- [Given problem] Copy nothing but the text: repeat each entry exactly and drop the images.

□ □ □

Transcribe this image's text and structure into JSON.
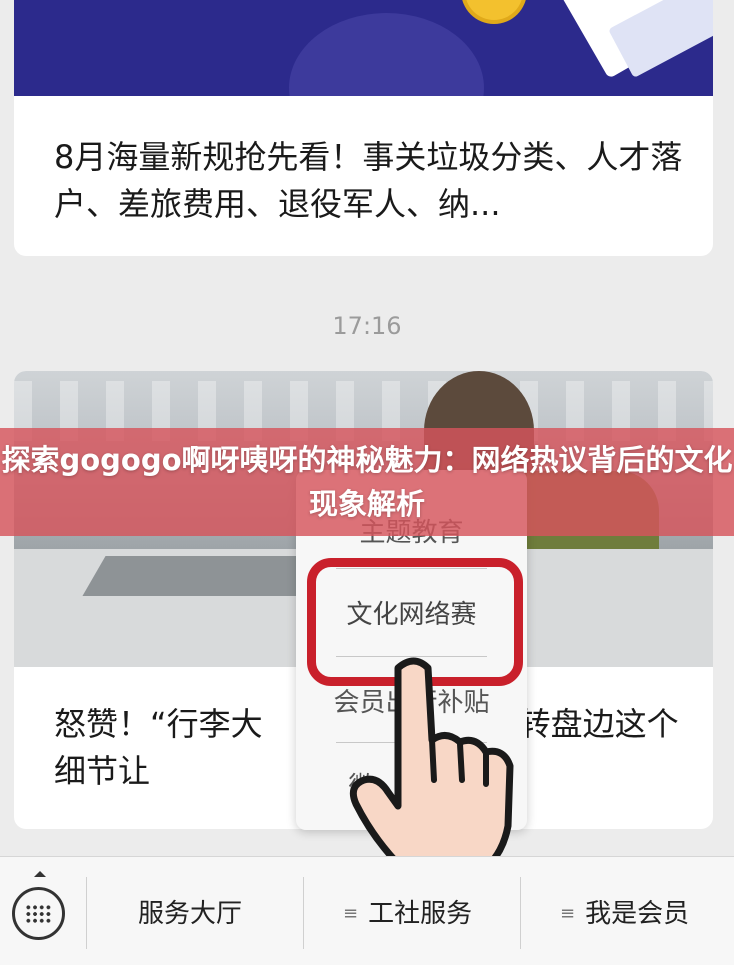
{
  "feed": {
    "card1_title": "8月海量新规抢先看！事关垃圾分类、人才落户、差旅费用、退役军人、纳...",
    "timestamp": "17:16",
    "card2_title": "怒赞！“行李大　　　　　机场，转盘边这个细节让"
  },
  "popup": {
    "items": [
      "主题教育",
      "文化网络赛",
      "会员出行补贴",
      "微"
    ]
  },
  "overlay": {
    "headline": "探索gogogo啊呀咦呀的神秘魅力：网络热议背后的文化现象解析"
  },
  "bottombar": {
    "tab1": "服务大厅",
    "tab2": "工社服务",
    "tab3": "我是会员",
    "menu_glyph": "≡"
  },
  "colors": {
    "highlight": "#c9202b",
    "overlay": "#d6545c",
    "banner": "#2c2a8c"
  }
}
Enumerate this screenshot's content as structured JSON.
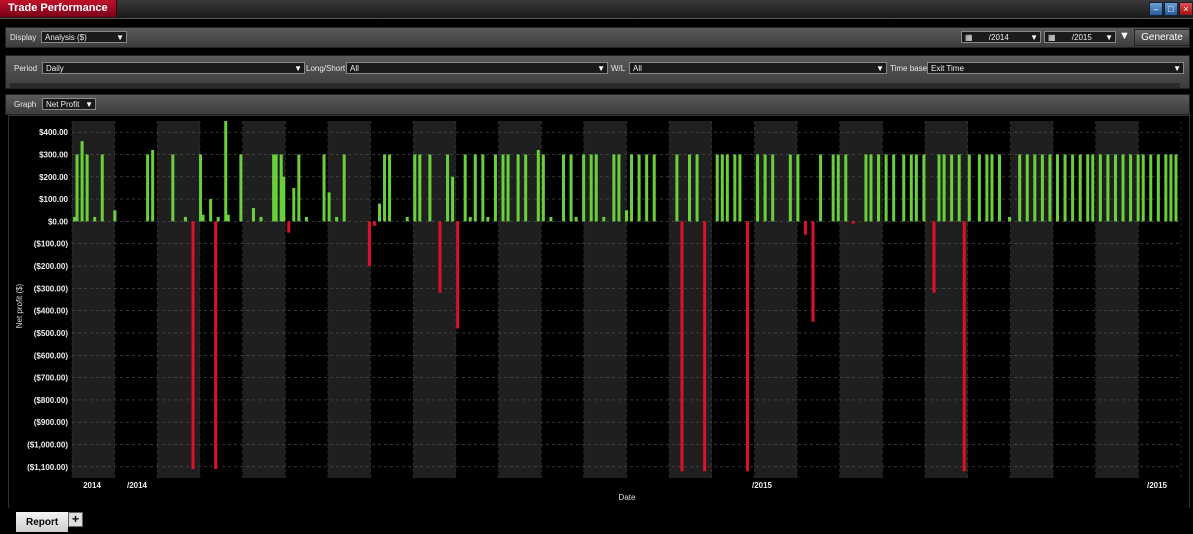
{
  "window": {
    "title": "Trade Performance"
  },
  "toolbar": {
    "display_label": "Display",
    "display_value": "Analysis ($)",
    "start_date": "/2014",
    "end_date": "/2015",
    "generate_label": "Generate"
  },
  "filters": {
    "period_label": "Period",
    "period_value": "Daily",
    "longshort_label": "Long/Short",
    "longshort_value": "All",
    "wl_label": "W/L",
    "wl_value": "All",
    "timebase_label": "Time base",
    "timebase_value": "Exit Time"
  },
  "graph": {
    "label": "Graph",
    "value": "Net Profit"
  },
  "tabs": {
    "report_label": "Report",
    "add_label": "+"
  },
  "colors": {
    "win": "#6ad03a",
    "loss": "#e0102a",
    "title_tab": "#b0102a"
  },
  "chart_data": {
    "type": "bar",
    "xlabel": "Date",
    "ylabel": "Net profit ($)",
    "ylim": [
      -1150,
      450
    ],
    "yticks": [
      400,
      300,
      200,
      100,
      0,
      -100,
      -200,
      -300,
      -400,
      -500,
      -600,
      -700,
      -800,
      -900,
      -1000,
      -1100
    ],
    "ytick_labels": [
      "$400.00",
      "$300.00",
      "$200.00",
      "$100.00",
      "$0.00",
      "($100.00)",
      "($200.00)",
      "($300.00)",
      "($400.00)",
      "($500.00)",
      "($600.00)",
      "($700.00)",
      "($800.00)",
      "($900.00)",
      "($1,000.00)",
      "($1,100.00)"
    ],
    "xtick_labels": [
      "2014",
      "/2014",
      "/2015",
      "/2015"
    ],
    "x_index_max": 440,
    "x": [
      1,
      2,
      4,
      6,
      9,
      12,
      17,
      30,
      32,
      40,
      45,
      48,
      51,
      52,
      55,
      57,
      58,
      61,
      62,
      67,
      72,
      75,
      80,
      81,
      83,
      84,
      86,
      88,
      90,
      93,
      100,
      102,
      105,
      108,
      118,
      120,
      122,
      124,
      126,
      133,
      136,
      138,
      142,
      146,
      149,
      151,
      153,
      156,
      158,
      160,
      163,
      165,
      168,
      171,
      173,
      177,
      180,
      185,
      187,
      190,
      195,
      198,
      200,
      203,
      206,
      208,
      211,
      215,
      217,
      220,
      222,
      225,
      228,
      231,
      240,
      242,
      245,
      248,
      251,
      256,
      258,
      260,
      263,
      265,
      268,
      272,
      275,
      278,
      285,
      288,
      291,
      294,
      297,
      302,
      304,
      307,
      310,
      315,
      317,
      320,
      323,
      326,
      330,
      333,
      335,
      338,
      342,
      344,
      346,
      349,
      352,
      354,
      356,
      360,
      363,
      365,
      368,
      372,
      376,
      379,
      382,
      385,
      388,
      391,
      394,
      397,
      400,
      403,
      405,
      408,
      411,
      414,
      417,
      420,
      423,
      425,
      428,
      431,
      434,
      436,
      438
    ],
    "values": [
      20,
      300,
      360,
      300,
      20,
      300,
      50,
      300,
      320,
      300,
      20,
      -1110,
      300,
      30,
      100,
      -1110,
      20,
      450,
      30,
      300,
      60,
      20,
      300,
      300,
      300,
      200,
      -50,
      150,
      300,
      20,
      300,
      130,
      20,
      300,
      -200,
      -20,
      80,
      300,
      300,
      20,
      300,
      300,
      300,
      -320,
      300,
      200,
      -480,
      300,
      20,
      300,
      300,
      20,
      300,
      300,
      300,
      300,
      300,
      320,
      300,
      20,
      300,
      300,
      20,
      300,
      300,
      300,
      20,
      300,
      300,
      50,
      300,
      300,
      300,
      300,
      300,
      -1120,
      300,
      300,
      -1120,
      300,
      300,
      300,
      300,
      300,
      -1120,
      300,
      300,
      300,
      300,
      300,
      -60,
      -450,
      300,
      300,
      300,
      300,
      -10,
      300,
      300,
      300,
      300,
      300,
      300,
      300,
      300,
      300,
      -320,
      300,
      300,
      300,
      300,
      -1120,
      300,
      300,
      300,
      300,
      300,
      20,
      300,
      300,
      300,
      300,
      300,
      300,
      300,
      300,
      300,
      300,
      300,
      300,
      300,
      300,
      300,
      300,
      300,
      300,
      300,
      300,
      300,
      300,
      300,
      300
    ]
  }
}
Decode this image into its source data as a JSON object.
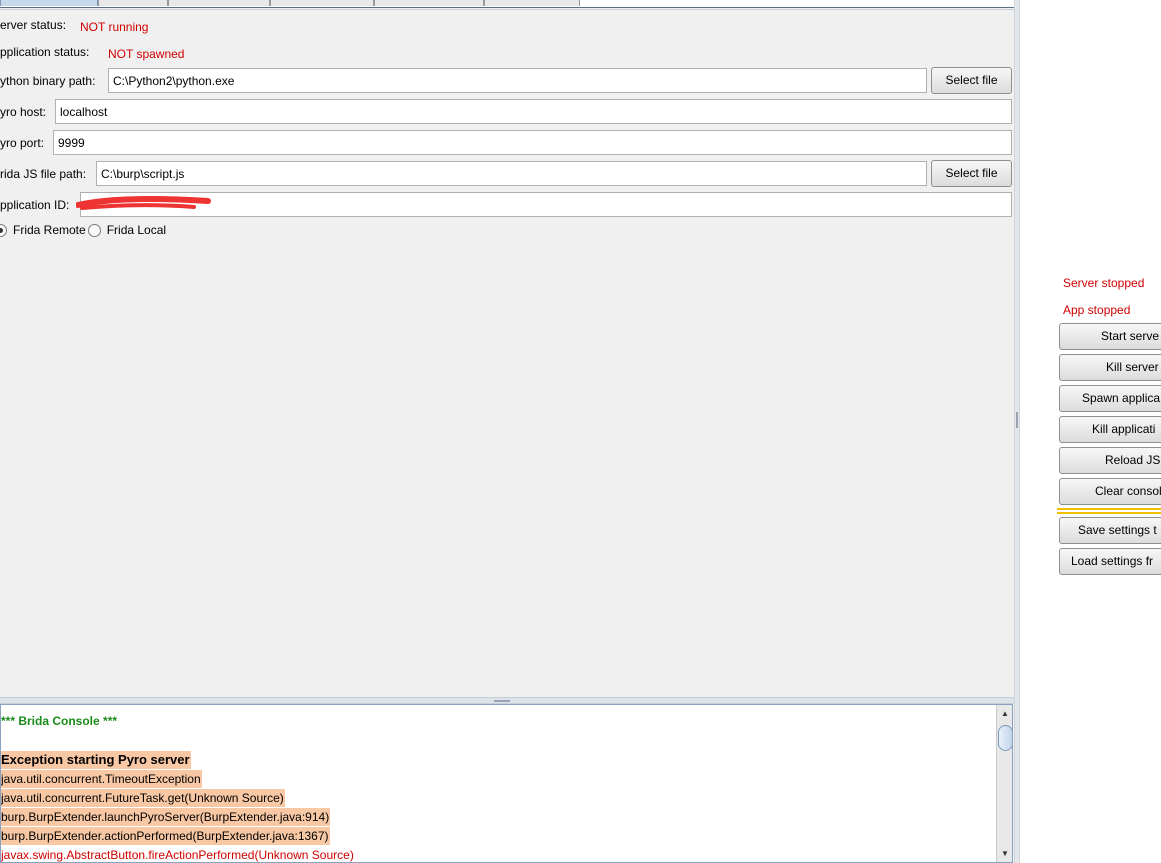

□ □ □

- [Solution to this task]
Transcribe this image's text and structure into JSON.
{
  "feed": {
    "card1_title": "8月海量新规抢先看！事关垃圾分类、人才落户、差旅费用、退役军人、纳...",
    "timestamp": "17:16",
    "card2_title": "怒赞！“行李大　　　　　机场，转盘边这个细节让"
  },
  "popup": {
    "items": [
      "主题教育",
      "文化网络赛",
      "会员出行补贴",
      "微"
    ]
  },
  "overlay": {
    "headline": "探索gogogo啊呀咦呀的神秘魅力：网络热议背后的文化现象解析"
  },
  "bottombar": {
    "tab1": "服务大厅",
    "tab2": "工社服务",
    "tab3": "我是会员",
    "menu_glyph": "≡"
  },
  "colors": {
    "highlight": "#c9202b",
    "overlay": "#d6545c",
    "banner": "#2c2a8c"
  }
}
Enumerate this screenshot's content as structured JSON.
{
  "window": {
    "title": "Trade Performance"
  },
  "toolbar": {
    "display_label": "Display",
    "display_value": "Analysis ($)",
    "start_date": "/2014",
    "end_date": "/2015",
    "generate_label": "Generate"
  },
  "filters": {
    "period_label": "Period",
    "period_value": "Daily",
    "longshort_label": "Long/Short",
    "longshort_value": "All",
    "wl_label": "W/L",
    "wl_value": "All",
    "timebase_label": "Time base",
    "timebase_value": "Exit Time"
  },
  "graph": {
    "label": "Graph",
    "value": "Net Profit"
  },
  "tabs": {
    "report_label": "Report",
    "add_label": "+"
  },
  "colors": {
    "win": "#6ad03a",
    "loss": "#e0102a",
    "title_tab": "#b0102a"
  },
  "chart_data": {
    "type": "bar",
    "xlabel": "Date",
    "ylabel": "Net profit ($)",
    "ylim": [
      -1150,
      450
    ],
    "yticks": [
      400,
      300,
      200,
      100,
      0,
      -100,
      -200,
      -300,
      -400,
      -500,
      -600,
      -700,
      -800,
      -900,
      -1000,
      -1100
    ],
    "ytick_labels": [
      "$400.00",
      "$300.00",
      "$200.00",
      "$100.00",
      "$0.00",
      "($100.00)",
      "($200.00)",
      "($300.00)",
      "($400.00)",
      "($500.00)",
      "($600.00)",
      "($700.00)",
      "($800.00)",
      "($900.00)",
      "($1,000.00)",
      "($1,100.00)"
    ],
    "xtick_labels": [
      "2014",
      "/2014",
      "/2015",
      "/2015"
    ],
    "x_index_max": 440,
    "x": [
      1,
      2,
      4,
      6,
      9,
      12,
      17,
      30,
      32,
      40,
      45,
      48,
      51,
      52,
      55,
      57,
      58,
      61,
      62,
      67,
      72,
      75,
      80,
      81,
      83,
      84,
      86,
      88,
      90,
      93,
      100,
      102,
      105,
      108,
      118,
      120,
      122,
      124,
      126,
      133,
      136,
      138,
      142,
      146,
      149,
      151,
      153,
      156,
      158,
      160,
      163,
      165,
      168,
      171,
      173,
      177,
      180,
      185,
      187,
      190,
      195,
      198,
      200,
      203,
      206,
      208,
      211,
      215,
      217,
      220,
      222,
      225,
      228,
      231,
      240,
      242,
      245,
      248,
      251,
      256,
      258,
      260,
      263,
      265,
      268,
      272,
      275,
      278,
      285,
      288,
      291,
      294,
      297,
      302,
      304,
      307,
      310,
      315,
      317,
      320,
      323,
      326,
      330,
      333,
      335,
      338,
      342,
      344,
      346,
      349,
      352,
      354,
      356,
      360,
      363,
      365,
      368,
      372,
      376,
      379,
      382,
      385,
      388,
      391,
      394,
      397,
      400,
      403,
      405,
      408,
      411,
      414,
      417,
      420,
      423,
      425,
      428,
      431,
      434,
      436,
      438
    ],
    "values": [
      20,
      300,
      360,
      300,
      20,
      300,
      50,
      300,
      320,
      300,
      20,
      -1110,
      300,
      30,
      100,
      -1110,
      20,
      450,
      30,
      300,
      60,
      20,
      300,
      300,
      300,
      200,
      -50,
      150,
      300,
      20,
      300,
      130,
      20,
      300,
      -200,
      -20,
      80,
      300,
      300,
      20,
      300,
      300,
      300,
      -320,
      300,
      200,
      -480,
      300,
      20,
      300,
      300,
      20,
      300,
      300,
      300,
      300,
      300,
      320,
      300,
      20,
      300,
      300,
      20,
      300,
      300,
      300,
      20,
      300,
      300,
      50,
      300,
      300,
      300,
      300,
      300,
      -1120,
      300,
      300,
      -1120,
      300,
      300,
      300,
      300,
      300,
      -1120,
      300,
      300,
      300,
      300,
      300,
      -60,
      -450,
      300,
      300,
      300,
      300,
      -10,
      300,
      300,
      300,
      300,
      300,
      300,
      300,
      300,
      300,
      -320,
      300,
      300,
      300,
      300,
      -1120,
      300,
      300,
      300,
      300,
      300,
      20,
      300,
      300,
      300,
      300,
      300,
      300,
      300,
      300,
      300,
      300,
      300,
      300,
      300,
      300,
      300,
      300,
      300,
      300,
      300,
      300,
      300,
      300,
      300,
      300
    ]
  }
}
Decode this image into its source data as a JSON object.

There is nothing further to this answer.